Directive.
Scan the lines below for the word "Perpendicular". Copy each line you find it in.
* * *
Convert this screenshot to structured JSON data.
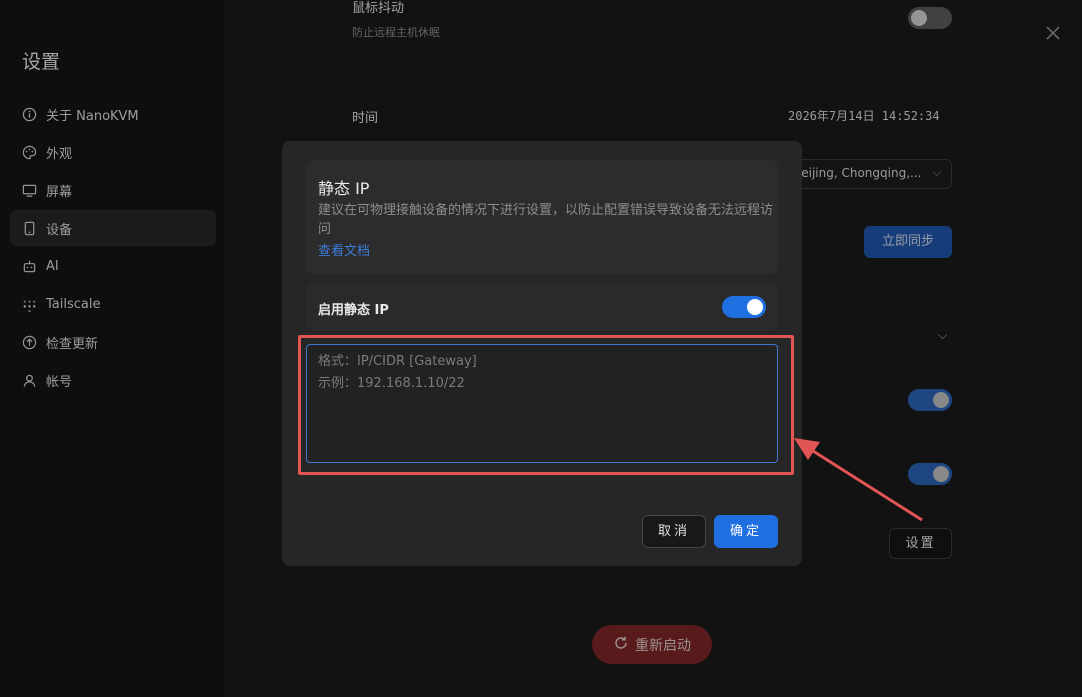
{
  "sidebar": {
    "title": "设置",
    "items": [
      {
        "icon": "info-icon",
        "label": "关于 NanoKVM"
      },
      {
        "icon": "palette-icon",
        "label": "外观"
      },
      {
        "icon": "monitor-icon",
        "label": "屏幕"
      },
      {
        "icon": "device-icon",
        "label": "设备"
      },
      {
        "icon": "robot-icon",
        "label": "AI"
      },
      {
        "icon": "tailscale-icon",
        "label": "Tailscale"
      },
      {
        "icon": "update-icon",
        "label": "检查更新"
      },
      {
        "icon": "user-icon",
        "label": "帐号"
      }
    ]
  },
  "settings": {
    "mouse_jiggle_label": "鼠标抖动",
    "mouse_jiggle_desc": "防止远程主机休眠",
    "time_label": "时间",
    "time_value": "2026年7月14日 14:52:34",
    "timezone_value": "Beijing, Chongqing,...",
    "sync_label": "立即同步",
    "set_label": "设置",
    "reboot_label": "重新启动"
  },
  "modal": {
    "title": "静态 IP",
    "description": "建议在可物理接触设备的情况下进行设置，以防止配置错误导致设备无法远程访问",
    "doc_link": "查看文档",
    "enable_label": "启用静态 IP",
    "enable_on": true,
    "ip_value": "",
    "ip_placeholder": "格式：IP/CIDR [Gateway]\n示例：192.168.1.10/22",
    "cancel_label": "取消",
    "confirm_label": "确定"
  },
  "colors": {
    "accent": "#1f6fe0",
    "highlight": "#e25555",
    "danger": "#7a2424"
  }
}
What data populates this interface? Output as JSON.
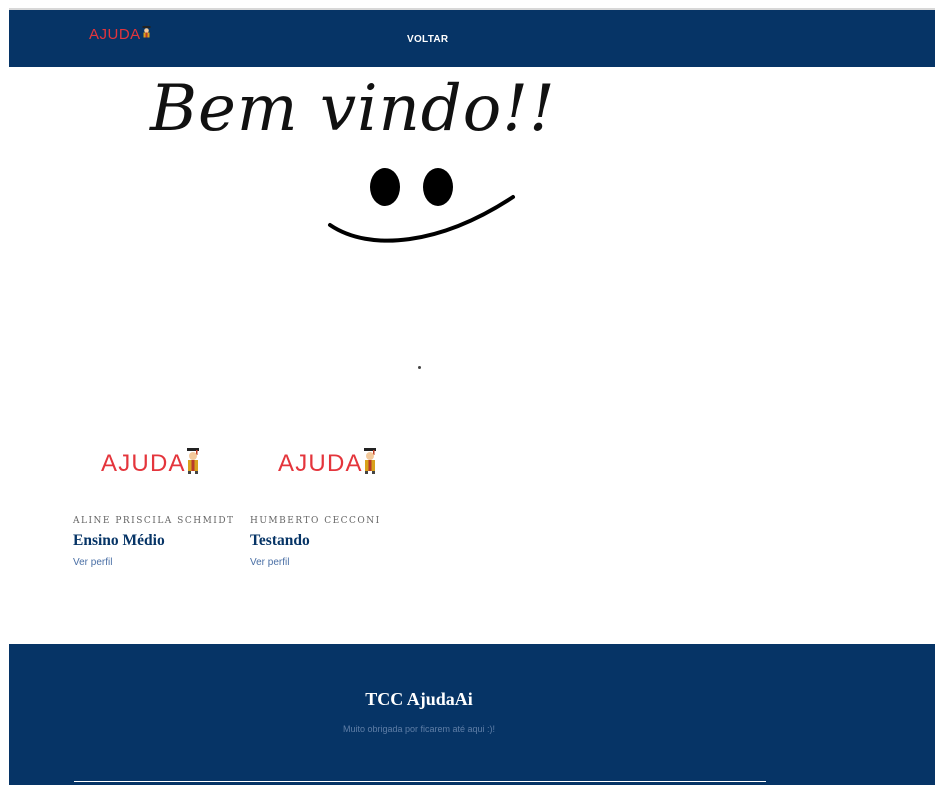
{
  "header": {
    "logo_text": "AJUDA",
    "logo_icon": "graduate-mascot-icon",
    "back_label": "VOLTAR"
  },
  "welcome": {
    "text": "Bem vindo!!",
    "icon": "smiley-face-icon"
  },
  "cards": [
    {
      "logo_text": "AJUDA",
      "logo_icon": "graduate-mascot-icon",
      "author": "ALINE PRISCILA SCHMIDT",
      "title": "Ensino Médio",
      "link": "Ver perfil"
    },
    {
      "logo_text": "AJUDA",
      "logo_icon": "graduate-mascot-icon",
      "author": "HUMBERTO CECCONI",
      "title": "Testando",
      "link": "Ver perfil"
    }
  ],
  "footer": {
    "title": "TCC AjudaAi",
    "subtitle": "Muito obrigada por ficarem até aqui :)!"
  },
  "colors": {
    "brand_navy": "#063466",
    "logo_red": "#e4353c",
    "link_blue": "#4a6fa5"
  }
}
* * *
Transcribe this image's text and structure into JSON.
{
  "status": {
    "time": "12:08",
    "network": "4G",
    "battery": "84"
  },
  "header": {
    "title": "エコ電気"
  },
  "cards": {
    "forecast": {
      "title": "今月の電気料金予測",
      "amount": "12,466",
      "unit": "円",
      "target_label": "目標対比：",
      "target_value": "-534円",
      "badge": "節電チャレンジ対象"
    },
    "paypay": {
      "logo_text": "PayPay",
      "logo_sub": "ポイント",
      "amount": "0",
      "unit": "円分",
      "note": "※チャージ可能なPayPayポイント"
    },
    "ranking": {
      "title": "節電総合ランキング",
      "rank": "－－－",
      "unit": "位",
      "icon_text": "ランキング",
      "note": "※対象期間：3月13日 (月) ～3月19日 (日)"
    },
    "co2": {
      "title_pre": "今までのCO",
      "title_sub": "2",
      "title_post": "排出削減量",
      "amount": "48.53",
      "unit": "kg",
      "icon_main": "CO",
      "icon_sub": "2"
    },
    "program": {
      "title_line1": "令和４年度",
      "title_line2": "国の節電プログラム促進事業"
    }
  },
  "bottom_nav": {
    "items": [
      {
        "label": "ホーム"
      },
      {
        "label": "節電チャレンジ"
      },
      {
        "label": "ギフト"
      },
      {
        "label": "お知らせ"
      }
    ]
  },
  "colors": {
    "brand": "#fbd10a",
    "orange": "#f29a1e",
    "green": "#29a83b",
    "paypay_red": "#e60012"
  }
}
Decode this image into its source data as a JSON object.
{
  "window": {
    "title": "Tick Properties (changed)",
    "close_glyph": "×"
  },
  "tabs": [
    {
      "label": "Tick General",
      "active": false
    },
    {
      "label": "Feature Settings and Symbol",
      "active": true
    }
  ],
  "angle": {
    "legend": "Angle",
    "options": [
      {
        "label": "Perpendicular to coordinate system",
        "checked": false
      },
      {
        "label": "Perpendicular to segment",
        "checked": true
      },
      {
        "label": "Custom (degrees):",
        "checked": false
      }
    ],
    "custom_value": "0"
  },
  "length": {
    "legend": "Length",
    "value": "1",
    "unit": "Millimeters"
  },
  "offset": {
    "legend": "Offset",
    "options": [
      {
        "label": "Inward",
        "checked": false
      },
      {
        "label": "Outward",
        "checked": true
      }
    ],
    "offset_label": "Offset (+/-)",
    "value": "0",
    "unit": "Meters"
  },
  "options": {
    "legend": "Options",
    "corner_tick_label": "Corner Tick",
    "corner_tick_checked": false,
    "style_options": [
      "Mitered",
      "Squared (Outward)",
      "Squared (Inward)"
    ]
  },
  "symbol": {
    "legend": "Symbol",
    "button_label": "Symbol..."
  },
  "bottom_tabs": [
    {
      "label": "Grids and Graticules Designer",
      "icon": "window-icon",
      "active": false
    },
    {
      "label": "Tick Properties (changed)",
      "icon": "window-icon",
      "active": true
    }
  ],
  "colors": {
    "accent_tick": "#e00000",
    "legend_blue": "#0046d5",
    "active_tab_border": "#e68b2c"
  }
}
* * *
Solution below.
        "label": "Perpendicular to coordinate system",
        "label": "Perpendicular to segment",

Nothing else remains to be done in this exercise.